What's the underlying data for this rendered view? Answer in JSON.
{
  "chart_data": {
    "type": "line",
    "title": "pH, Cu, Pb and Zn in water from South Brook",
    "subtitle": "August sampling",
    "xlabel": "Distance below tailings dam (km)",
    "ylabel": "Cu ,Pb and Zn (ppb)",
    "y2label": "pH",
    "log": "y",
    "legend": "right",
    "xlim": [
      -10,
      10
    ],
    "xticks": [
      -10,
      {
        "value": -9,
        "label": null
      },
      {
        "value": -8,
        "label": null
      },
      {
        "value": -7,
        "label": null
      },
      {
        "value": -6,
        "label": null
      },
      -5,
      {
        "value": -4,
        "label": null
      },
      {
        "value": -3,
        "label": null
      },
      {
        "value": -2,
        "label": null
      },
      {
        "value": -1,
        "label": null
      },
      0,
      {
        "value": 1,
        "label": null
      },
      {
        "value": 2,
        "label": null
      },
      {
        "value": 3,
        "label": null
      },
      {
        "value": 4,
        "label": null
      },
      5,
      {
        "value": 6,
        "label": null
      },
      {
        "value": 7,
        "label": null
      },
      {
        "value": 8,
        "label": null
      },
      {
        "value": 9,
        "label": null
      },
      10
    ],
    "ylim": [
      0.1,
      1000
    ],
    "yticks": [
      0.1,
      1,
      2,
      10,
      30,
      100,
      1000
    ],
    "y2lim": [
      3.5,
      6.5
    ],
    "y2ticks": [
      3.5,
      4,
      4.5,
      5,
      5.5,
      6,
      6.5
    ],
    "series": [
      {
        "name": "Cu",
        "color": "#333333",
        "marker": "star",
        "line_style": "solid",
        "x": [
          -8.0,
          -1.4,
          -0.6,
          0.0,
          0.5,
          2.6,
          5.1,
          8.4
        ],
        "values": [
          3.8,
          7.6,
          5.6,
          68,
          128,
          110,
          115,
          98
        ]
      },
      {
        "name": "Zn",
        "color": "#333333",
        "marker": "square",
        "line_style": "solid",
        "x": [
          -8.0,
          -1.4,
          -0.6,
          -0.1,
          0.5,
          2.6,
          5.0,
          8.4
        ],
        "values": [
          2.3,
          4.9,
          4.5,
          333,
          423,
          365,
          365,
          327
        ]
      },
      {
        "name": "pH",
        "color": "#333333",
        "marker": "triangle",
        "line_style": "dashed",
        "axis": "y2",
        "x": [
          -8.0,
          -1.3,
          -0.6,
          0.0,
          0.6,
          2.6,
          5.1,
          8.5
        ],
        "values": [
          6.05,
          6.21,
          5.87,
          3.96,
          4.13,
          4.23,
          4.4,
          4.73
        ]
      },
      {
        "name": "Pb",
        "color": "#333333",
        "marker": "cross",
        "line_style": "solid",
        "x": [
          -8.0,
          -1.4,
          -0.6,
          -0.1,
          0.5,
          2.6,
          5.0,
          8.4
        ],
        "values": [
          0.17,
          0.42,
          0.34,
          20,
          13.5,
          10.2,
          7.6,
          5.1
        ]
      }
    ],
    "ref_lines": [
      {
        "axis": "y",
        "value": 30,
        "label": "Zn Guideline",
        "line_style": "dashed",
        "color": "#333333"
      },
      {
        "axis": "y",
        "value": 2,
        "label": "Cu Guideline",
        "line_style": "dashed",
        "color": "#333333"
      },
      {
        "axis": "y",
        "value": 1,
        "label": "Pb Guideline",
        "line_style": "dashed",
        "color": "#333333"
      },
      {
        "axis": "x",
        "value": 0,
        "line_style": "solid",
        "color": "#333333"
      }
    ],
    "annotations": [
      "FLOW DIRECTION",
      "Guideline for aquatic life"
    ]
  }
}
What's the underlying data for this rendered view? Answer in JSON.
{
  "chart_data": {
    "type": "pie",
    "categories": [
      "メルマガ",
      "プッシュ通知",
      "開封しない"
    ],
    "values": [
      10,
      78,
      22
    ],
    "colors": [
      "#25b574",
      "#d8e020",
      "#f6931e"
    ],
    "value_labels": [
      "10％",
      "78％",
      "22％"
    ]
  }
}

■ Problem details ■
Write out the whole listing again, exactly as it stands.

■ Problem solution ■
What's the underlying data for this rendered view? Answer in JSON.
{
  "chart_data": {
    "type": "line",
    "title": "pH, Cu, Pb and Zn in water from South Brook",
    "subtitle": "August sampling",
    "xlabel": "Distance below tailings dam (km)",
    "ylabel": "Cu ,Pb and Zn (ppb)",
    "y2label": "pH",
    "log": "y",
    "legend": "right",
    "xlim": [
      -10,
      10
    ],
    "xticks": [
      -10,
      {
        "value": -9,
        "label": null
      },
      {
        "value": -8,
        "label": null
      },
      {
        "value": -7,
        "label": null
      },
      {
        "value": -6,
        "label": null
      },
      -5,
      {
        "value": -4,
        "label": null
      },
      {
        "value": -3,
        "label": null
      },
      {
        "value": -2,
        "label": null
      },
      {
        "value": -1,
        "label": null
      },
      0,
      {
        "value": 1,
        "label": null
      },
      {
        "value": 2,
        "label": null
      },
      {
        "value": 3,
        "label": null
      },
      {
        "value": 4,
        "label": null
      },
      5,
      {
        "value": 6,
        "label": null
      },
      {
        "value": 7,
        "label": null
      },
      {
        "value": 8,
        "label": null
      },
      {
        "value": 9,
        "label": null
      },
      10
    ],
    "ylim": [
      0.1,
      1000
    ],
    "yticks": [
      0.1,
      1,
      2,
      10,
      30,
      100,
      1000
    ],
    "y2lim": [
      3.5,
      6.5
    ],
    "y2ticks": [
      3.5,
      4,
      4.5,
      5,
      5.5,
      6,
      6.5
    ],
    "series": [
      {
        "name": "Cu",
        "color": "#333333",
        "marker": "star",
        "line_style": "solid",
        "x": [
          -8.0,
          -1.4,
          -0.6,
          0.0,
          0.5,
          2.6,
          5.1,
          8.4
        ],
        "values": [
          3.8,
          7.6,
          5.6,
          68,
          128,
          110,
          115,
          98
        ]
      },
      {
        "name": "Zn",
        "color": "#333333",
        "marker": "square",
        "line_style": "solid",
        "x": [
          -8.0,
          -1.4,
          -0.6,
          -0.1,
          0.5,
          2.6,
          5.0,
          8.4
        ],
        "values": [
          2.3,
          4.9,
          4.5,
          333,
          423,
          365,
          365,
          327
        ]
      },
      {
        "name": "pH",
        "color": "#333333",
        "marker": "triangle",
        "line_style": "dashed",
        "axis": "y2",
        "x": [
          -8.0,
          -1.3,
          -0.6,
          0.0,
          0.6,
          2.6,
          5.1,
          8.5
        ],
        "values": [
          6.05,
          6.21,
          5.87,
          3.96,
          4.13,
          4.23,
          4.4,
          4.73
        ]
      },
      {
        "name": "Pb",
        "color": "#333333",
        "marker": "cross",
        "line_style": "solid",
        "x": [
          -8.0,
          -1.4,
          -0.6,
          -0.1,
          0.5,
          2.6,
          5.0,
          8.4
        ],
        "values": [
          0.17,
          0.42,
          0.34,
          20,
          13.5,
          10.2,
          7.6,
          5.1
        ]
      }
    ],
    "ref_lines": [
      {
        "axis": "y",
        "value": 30,
        "label": "Zn Guideline",
        "line_style": "dashed",
        "color": "#333333"
      },
      {
        "axis": "y",
        "value": 2,
        "label": "Cu Guideline",
        "line_style": "dashed",
        "color": "#333333"
      },
      {
        "axis": "y",
        "value": 1,
        "label": "Pb Guideline",
        "line_style": "dashed",
        "color": "#333333"
      },
      {
        "axis": "x",
        "value": 0,
        "line_style": "solid",
        "color": "#333333"
      }
    ],
    "annotations": [
      "FLOW DIRECTION",
      "Guideline for aquatic life"
    ]
  }
}
What's the underlying data for this rendered view? Answer in JSON.
{
  "chart_data": {
    "type": "pie",
    "categories": [
      "メルマガ",
      "プッシュ通知",
      "開封しない"
    ],
    "values": [
      10,
      78,
      22
    ],
    "colors": [
      "#25b574",
      "#d8e020",
      "#f6931e"
    ],
    "value_labels": [
      "10％",
      "78％",
      "22％"
    ]
  }
}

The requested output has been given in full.